SET PROBLEM A => Reproduce verbatim the entries from the line containing "chart-title-line2: AIRCRAFT_V_WIND_COMPONENT @" up to and including the line containing "bias-point: [168, 302, 175, 309]".

PROVIDED PASSAGE =>
-- -- --
Q & A with Daniel Gordis on “The Promise of Israel”

I wrote The Promise of Israel because I felt it important that people the world over realize that what ultimately happens to Israel won’t just be about Israel. What happens will affect all humans everywhere. Israel’s freedom now is, and has always been, about the right to be different. It is about the right to forge our own path, to make our own mistakes. Ultimately, if we are just like everyone else, it will not matter who rules us. If we are not characterized by our differences there will be no need to defend our liberty, and in time we will allow it to be taken from us. Whether human freedom survives depends on whether human difference survives. To many people, particularly in Europe’s intellectual elites, Israel now represents a model that the world wants to abandon but that the Jews refuse to relinquish. The challenge now facing Europe and the United States, however, is to rethink their instinctive dismissal of the Jewish state and to learn to see Israel’s insistence on the glory of human difference as critical to the ongoing battle to preserve freedom for people everywhere.

Daniel Gordis

Q. Why, in particular, do you believe evangelical Christians should read this book?

A. Evangelical Christians have long believed that God’s plan for Israel will ultimately benefit the entire world. My argument in The Promise of Israel is that by changing our perspective and seeing Israel not as being stubbornly resistant to universalism, but rather as a model that other culturally centered states might follow, the entire world will, indeed, benefit. My purpose in writing this book, as with every book I write, is to stimulate conversation and to present a different aspect of the Jewish state. In reading The Promise of Israel my hope is that more Christians will realize how important it is that they stand strong in their beliefs and at the same time glean a better understanding of the issues, which hopefully will strengthen their position and help them explain that position to others.
-- -- --
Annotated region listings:

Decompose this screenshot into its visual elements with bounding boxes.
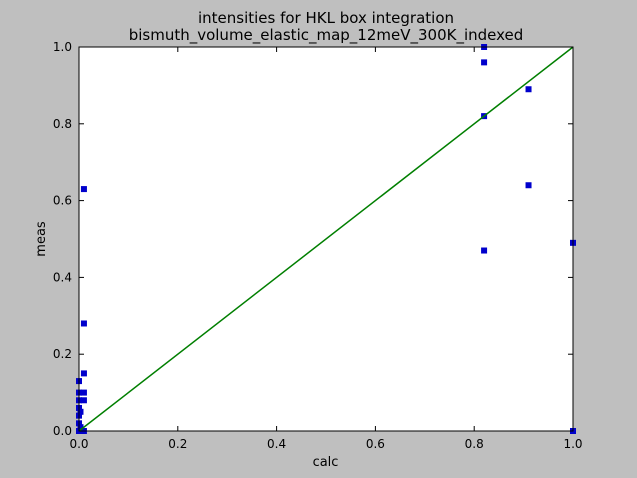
y-tick-label: 1.0	[53, 40, 72, 54]
x-tick-label: 0.4	[267, 437, 286, 451]
y-tick-label: 0.0	[53, 424, 72, 438]
data-point-marker	[525, 182, 532, 189]
data-point-marker	[80, 397, 87, 404]
data-point-marker	[80, 320, 87, 327]
y-tick-label: 0.4	[53, 270, 72, 284]
chart-title-line-1: intensities for HKL box integration	[198, 9, 454, 27]
data-point-marker	[525, 86, 532, 93]
data-point-marker	[481, 59, 488, 66]
y-tick-label: 0.6	[53, 194, 72, 208]
data-point-marker	[77, 408, 84, 415]
y-tick-label: 0.2	[53, 347, 72, 361]
y-axis-label: meas	[34, 221, 49, 257]
data-point-marker	[481, 247, 488, 254]
chart-title-line-2: bismuth_volume_elastic_map_12meV_300K_in…	[129, 26, 524, 45]
data-point-marker	[80, 389, 87, 396]
data-point-marker	[80, 370, 87, 377]
y-tick-label: 0.8	[53, 117, 72, 131]
x-tick-label: 1.0	[563, 437, 582, 451]
plot-frame	[78, 46, 574, 432]
data-point-marker	[80, 186, 87, 193]
x-axis-label: calc	[313, 455, 339, 470]
diagonal-reference-line	[78, 46, 574, 432]
x-tick-label: 0.2	[168, 437, 187, 451]
ticks-layer: 0.0 0.2 0.4 0.6 0.8 1.0 0.0 0.2 0.4 0.6 0.8 1.0	[53, 40, 583, 451]
data-point-marker	[77, 424, 84, 431]
x-tick-label: 0.8	[465, 437, 484, 451]
x-tick-label: 0.0	[69, 437, 88, 451]
x-tick-label: 0.6	[366, 437, 385, 451]
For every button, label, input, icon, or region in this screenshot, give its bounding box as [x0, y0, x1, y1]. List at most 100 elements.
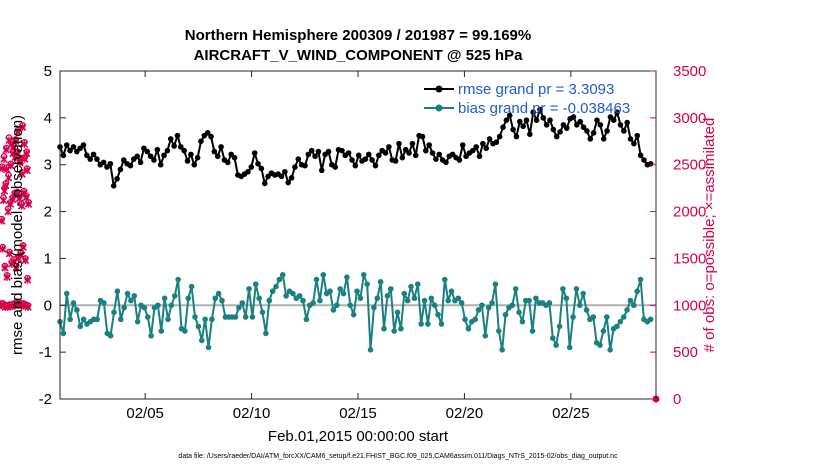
chart-title-line2: AIRCRAFT_V_WIND_COMPONENT @ 525 hPa: [194, 47, 524, 64]
rmse-point: [258, 165, 265, 172]
rmse-point: [349, 157, 355, 163]
y-axis-left-label: rmse and bias (model - observation): [9, 115, 26, 355]
bias-point: [67, 316, 73, 323]
obs-assimilated-point: [22, 149, 31, 158]
obs-assimilated-point: [0, 217, 6, 225]
bias-point: [337, 286, 343, 292]
rmse-point: [369, 157, 375, 163]
rmse-point: [456, 157, 463, 163]
bias-point: [462, 316, 468, 323]
legend: rmse grand pr = 3.3093 bias grand pr = -…: [424, 81, 630, 117]
rmse-point: [594, 117, 600, 123]
rmse-point: [473, 144, 479, 150]
rmse-point: [362, 156, 369, 162]
rmse-point: [278, 173, 285, 180]
bias-line: [59, 273, 652, 351]
bias-point: [617, 318, 624, 325]
bias-point: [114, 288, 121, 295]
bias-point: [516, 309, 522, 316]
bias-point: [300, 297, 306, 304]
obs-assimilated-point: [3, 273, 11, 281]
bias-point: [249, 314, 256, 320]
bias-point: [614, 323, 620, 330]
legend-rmse-marker: [435, 85, 443, 93]
rmse-point: [84, 152, 90, 159]
bias-point: [144, 314, 151, 320]
bias-point: [168, 302, 175, 309]
bias-point: [637, 276, 644, 283]
rmse-point: [433, 156, 439, 162]
rmse-point: [506, 112, 513, 119]
bias-point: [269, 288, 276, 295]
y-left-tick-label: 4: [44, 110, 52, 127]
bias-point: [425, 321, 431, 327]
obs-assimilated-point: [24, 303, 32, 311]
obs-assimilated-point: [23, 276, 32, 284]
rmse-point: [261, 180, 268, 187]
rmse-point: [255, 160, 261, 167]
rmse-point: [184, 158, 191, 164]
rmse-point: [510, 126, 516, 133]
bias-point: [101, 300, 107, 306]
bias-point: [107, 332, 114, 339]
bias-point: [63, 290, 70, 297]
obs-assimilated-point: [20, 140, 29, 148]
rmse-point: [120, 157, 127, 163]
y-axis-right: 0 500 1000 1500 2000 2500 3000 3500: [650, 63, 706, 408]
rmse-point: [63, 142, 70, 148]
bias-point: [236, 304, 242, 311]
x-tick-label: 02/20: [446, 405, 484, 422]
bias-point: [219, 297, 225, 304]
bias-point: [367, 347, 374, 353]
obs-assimilated-point: [18, 170, 26, 178]
rmse-point: [496, 133, 503, 140]
rmse-point: [302, 162, 308, 169]
bias-point: [296, 293, 303, 299]
bias-point: [597, 342, 603, 348]
rmse-point: [134, 153, 140, 160]
bias-point: [182, 328, 188, 334]
bias-point: [195, 323, 202, 330]
rmse-point: [419, 133, 426, 140]
bias-point: [202, 316, 208, 323]
rmse-point: [396, 140, 402, 147]
rmse-point: [617, 122, 624, 128]
bias-point: [495, 328, 502, 334]
rmse-point: [597, 122, 604, 128]
bias-point: [364, 281, 370, 288]
y-right-tick-label: 3500: [673, 63, 706, 80]
bias-point: [165, 316, 171, 323]
y-left-tick-label: 1: [44, 250, 52, 267]
bias-point: [121, 304, 127, 311]
bias-point: [401, 290, 408, 297]
rmse-point: [429, 150, 436, 156]
bias-point: [266, 297, 273, 304]
rmse-point: [392, 158, 399, 164]
bias-point: [482, 332, 489, 339]
bias-point: [354, 288, 360, 295]
bias-point: [192, 314, 198, 320]
bias-point: [519, 318, 526, 325]
y-left-tick-label: 3: [44, 157, 52, 174]
bias-point: [394, 309, 401, 316]
rmse-point: [110, 183, 117, 189]
rmse-series: [57, 106, 654, 189]
rmse-point: [399, 154, 406, 161]
bias-point: [74, 307, 80, 313]
rmse-point: [426, 142, 432, 148]
rmse-point: [107, 160, 114, 167]
bias-point: [80, 316, 87, 323]
bias-point: [590, 314, 597, 320]
bias-point: [566, 344, 573, 351]
bias-point: [465, 325, 472, 332]
bias-point: [134, 318, 141, 325]
bias-point: [485, 304, 492, 311]
bias-point: [502, 311, 509, 318]
rmse-point: [345, 150, 352, 156]
rmse-point: [292, 164, 298, 170]
obs-assimilated-point: [23, 166, 31, 175]
rmse-point: [204, 130, 211, 136]
rmse-point: [647, 160, 654, 167]
bias-point: [603, 314, 610, 320]
rmse-point: [191, 161, 198, 168]
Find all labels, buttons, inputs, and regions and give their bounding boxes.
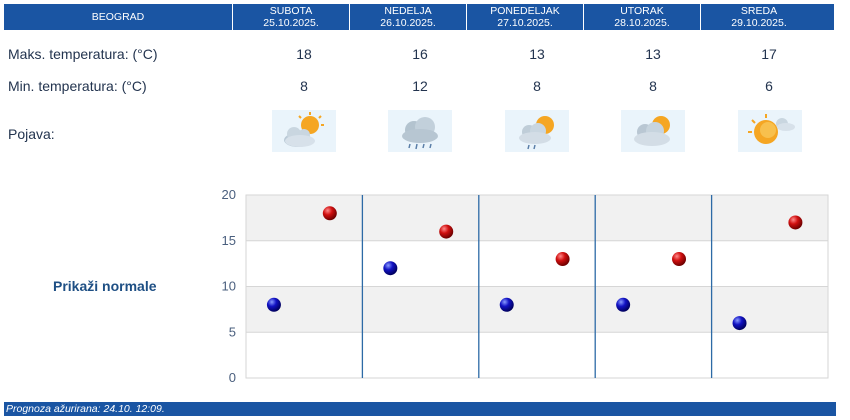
min-temperature-row: Min. temperatura: (°C) 8 12 8 8 6 [0,74,850,100]
max-temperature-value: 17 [761,46,777,62]
cloud-sun-light-rain-icon [505,110,569,152]
min-temperature-point [732,316,747,331]
max-temperature-label: Maks. temperatura: (°C) [8,46,158,62]
max-temperature-row: Maks. temperatura: (°C) 18 16 13 13 17 [0,42,850,68]
day-date: 28.10.2025. [614,17,670,29]
min-temperature-value: 8 [649,78,657,94]
y-tick-label: 10 [222,279,236,294]
chart-band [246,332,828,378]
day-header-1: SUBOTA 25.10.2025. [232,4,349,30]
day-header-5: SREDA 29.10.2025. [700,4,817,30]
phenomenon-row: Pojava: [0,122,850,148]
max-temperature-point [322,206,337,221]
min-temperature-value: 12 [412,78,428,94]
forecast-header: BEOGRAD SUBOTA 25.10.2025. NEDELJA 26.10… [4,4,834,30]
min-temperature-value: 8 [300,78,308,94]
temperature-chart-svg: 0 5 10 15 20 [222,187,829,385]
max-temperature-value: 13 [529,46,545,62]
min-temperature-value: 6 [765,78,773,94]
cloud-sun-icon [621,110,685,152]
max-temperature-point [788,215,803,230]
max-temperature-point [555,252,570,267]
y-tick-label: 0 [229,370,236,385]
y-tick-label: 5 [229,324,236,339]
min-temperature-point [616,297,631,312]
max-temperature-point [672,252,687,267]
temperature-chart: 0 5 10 15 20 [0,180,850,390]
min-temperature-label: Min. temperatura: (°C) [8,78,147,94]
y-tick-label: 15 [222,233,236,248]
min-temperature-point [499,297,514,312]
min-temperature-point [266,297,281,312]
day-date: 25.10.2025. [263,17,319,29]
sun-cloud-icon [738,110,802,152]
chart-band [246,286,828,333]
city-name: BEOGRAD [91,11,145,23]
day-name: SUBOTA [269,5,313,17]
chart-frame [245,194,829,379]
day-header-2: NEDELJA 26.10.2025. [349,4,466,30]
forecast-updated-footer: Prognoza ažurirana: 24.10. 12:09. [4,402,836,416]
show-normals-link[interactable]: Prikaži normale [53,278,157,294]
max-temperature-point [439,224,454,239]
day-header-4: UTORAK 28.10.2025. [583,4,700,30]
day-name: SREDA [740,5,778,17]
day-name: NEDELJA [384,5,432,17]
day-date: 26.10.2025. [380,17,436,29]
day-date: 27.10.2025. [497,17,553,29]
y-tick-label: 20 [222,187,236,202]
day-name: UTORAK [620,5,664,17]
partly-cloudy-sun-icon [272,110,336,152]
phenomenon-label: Pojava: [8,126,55,142]
chart-band [246,195,828,241]
day-header-3: PONEDELJAK 27.10.2025. [466,4,583,30]
max-temperature-value: 18 [296,46,312,62]
day-date: 29.10.2025. [731,17,787,29]
min-temperature-value: 8 [533,78,541,94]
min-temperature-point [383,261,398,276]
day-name: PONEDELJAK [490,5,560,17]
max-temperature-value: 16 [412,46,428,62]
chart-band [246,240,828,287]
rain-cloud-icon [388,110,452,152]
max-temperature-value: 13 [645,46,661,62]
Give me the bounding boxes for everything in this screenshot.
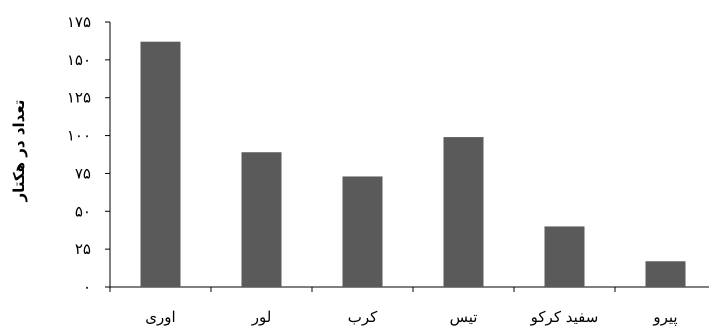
y-tick-label: ۷۵ (75, 164, 91, 182)
category-label: پیرو (652, 308, 677, 326)
category-label: تیس (450, 308, 478, 326)
y-tick-label: ۵۰ (75, 202, 91, 220)
bars (140, 41, 686, 287)
category-label: کرب (348, 308, 378, 326)
y-tick-label: ۱۵۰ (67, 51, 91, 69)
bar (342, 176, 383, 287)
bar (645, 261, 686, 287)
y-tick-label: ۲۵ (75, 240, 91, 258)
bar (241, 152, 282, 287)
bar (544, 226, 585, 287)
y-tick-label: ۱۰۰ (67, 127, 91, 145)
y-tick-label: ۰ (83, 278, 91, 296)
y-tick-label: ۱۲۵ (67, 89, 91, 107)
y-axis-title: تعداد در هکتار (10, 100, 28, 203)
y-tick-label: ۱۷۵ (67, 13, 91, 31)
category-labels: اوری لور کرب تیس سفید کرکو پیرو (145, 308, 677, 326)
category-label: اوری (145, 308, 175, 326)
y-axis: ۰ ۲۵ ۵۰ ۷۵ ۱۰۰ ۱۲۵ ۱۵۰ ۱۷۵ (67, 13, 111, 296)
bar (140, 41, 181, 287)
bar (443, 137, 484, 287)
category-label: لور (251, 308, 272, 326)
x-axis (109, 286, 709, 292)
category-label: سفید کرکو (530, 308, 599, 326)
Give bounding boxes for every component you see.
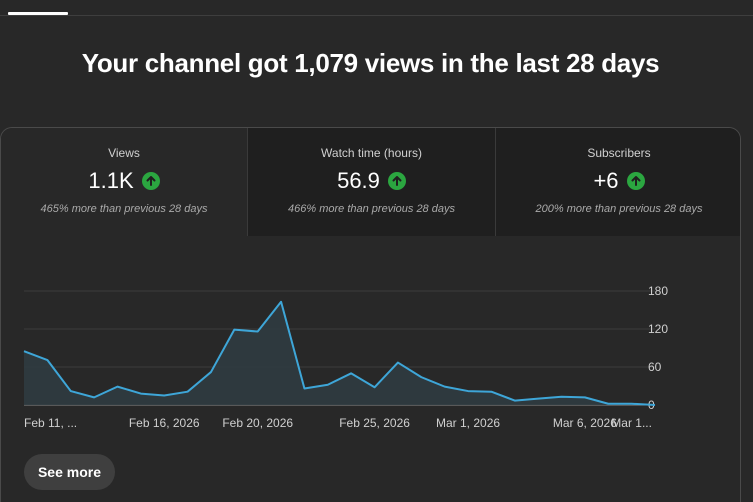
metric-value: 56.9 xyxy=(337,168,380,193)
views-series-line xyxy=(23,300,656,406)
tab-watch-time[interactable]: Watch time (hours) 56.9 466% more than p… xyxy=(247,128,495,236)
chart-area xyxy=(24,301,655,405)
metric-label: Watch time (hours) xyxy=(321,146,422,160)
metric-tabs: Views 1.1K 465% more than previous 28 da… xyxy=(1,128,740,236)
x-tick-label: Mar 6, 2026 xyxy=(553,416,617,430)
x-tick-label: Feb 25, 2026 xyxy=(339,416,410,430)
up-arrow-icon xyxy=(626,172,645,190)
see-more-button[interactable]: See more xyxy=(24,454,115,490)
x-tick-label: Feb 16, 2026 xyxy=(129,416,200,430)
x-tick-label: Mar 1... xyxy=(611,416,652,430)
x-tick-label: Feb 11, ... xyxy=(24,416,77,430)
x-tick-label: Feb 20, 2026 xyxy=(222,416,293,430)
metric-label: Views xyxy=(108,146,140,160)
analytics-card: Views 1.1K 465% more than previous 28 da… xyxy=(0,127,741,502)
metric-comparison: 200% more than previous 28 days xyxy=(535,203,703,215)
metric-label: Subscribers xyxy=(587,146,651,160)
tab-divider xyxy=(0,15,753,16)
tab-subscribers[interactable]: Subscribers +6 200% more than previous 2… xyxy=(495,128,740,236)
metric-comparison: 465% more than previous 28 days xyxy=(40,203,208,215)
active-tab-indicator xyxy=(8,12,68,15)
x-tick-label: Mar 1, 2026 xyxy=(436,416,500,430)
page-title: Your channel got 1,079 views in the last… xyxy=(81,48,660,78)
y-tick-label: 180 xyxy=(648,284,668,298)
metric-comparison: 466% more than previous 28 days xyxy=(288,203,455,215)
y-tick-label: 60 xyxy=(648,360,662,374)
metric-value: 1.1K xyxy=(88,168,134,193)
up-arrow-icon xyxy=(141,172,160,190)
metric-value: +6 xyxy=(593,168,619,193)
up-arrow-icon xyxy=(387,172,406,190)
y-tick-label: 120 xyxy=(648,322,668,336)
tab-views[interactable]: Views 1.1K 465% more than previous 28 da… xyxy=(1,128,247,236)
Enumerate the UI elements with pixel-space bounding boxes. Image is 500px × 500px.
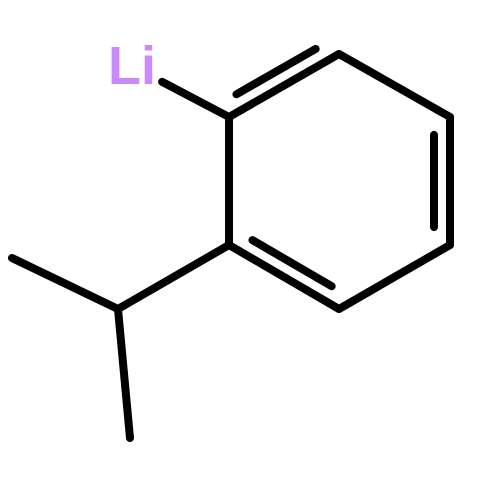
bond bbox=[339, 245, 450, 309]
bond bbox=[118, 245, 229, 309]
atom-label-li: Li bbox=[108, 36, 156, 96]
bond bbox=[12, 258, 118, 309]
bond bbox=[339, 54, 450, 117]
labels-layer: Li bbox=[108, 36, 156, 96]
molecule-diagram: Li bbox=[0, 0, 500, 500]
bonds-layer bbox=[12, 49, 450, 438]
bond bbox=[162, 82, 229, 117]
bond bbox=[118, 309, 130, 438]
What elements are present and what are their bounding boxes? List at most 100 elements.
-- -- --
SET PROBLEM B =>
Answer these questions from the interview passage on The Promise of Israel:
(i) According to the opening paragraph, what has Israel's freedom always been about?
(ii) In the opening paragraph, which group is singled out as seeing Israel as a model the world wants to abandon?
(iii) What do evangelical Christians believe God's plan for Israel will ultimately do?

RESULT A =>
chart-title-line2: AIRCRAFT_V_WIND_COMPONENT @ 525 hPa: [194, 47, 524, 64]
rmse-point: [258, 165, 265, 172]
rmse-point: [349, 157, 355, 163]
y-axis-left-label: rmse and bias (model - observation): [9, 115, 26, 355]
bias-point: [67, 316, 73, 323]
obs-assimilated-point: [22, 149, 31, 158]
obs-assimilated-point: [0, 217, 6, 225]
bias-point: [337, 286, 343, 292]
rmse-point: [369, 157, 375, 163]
rmse-point: [456, 157, 463, 163]
bias-point: [462, 316, 468, 323]
legend: rmse grand pr = 3.3093 bias grand pr = -…: [424, 81, 630, 117]
rmse-point: [594, 117, 600, 123]
rmse-point: [473, 144, 479, 150]
rmse-point: [362, 156, 369, 162]
rmse-point: [278, 173, 285, 180]
bias-line: [59, 273, 652, 351]
bias-point: [617, 318, 624, 325]
bias-point: [114, 288, 121, 295]
bias-point: [516, 309, 522, 316]
bias-point: [300, 297, 306, 304]
obs-assimilated-point: [3, 273, 11, 281]
bias-point: [249, 314, 256, 320]
bias-point: [614, 323, 620, 330]
legend-rmse-marker: [435, 85, 443, 93]
rmse-point: [84, 152, 90, 159]
bias-point: [144, 314, 151, 320]
bias-point: [168, 302, 175, 309]

RESULT B =>
(i) The right to be different.
(ii) Europe's intellectual elites.
(iii) Benefit the entire world.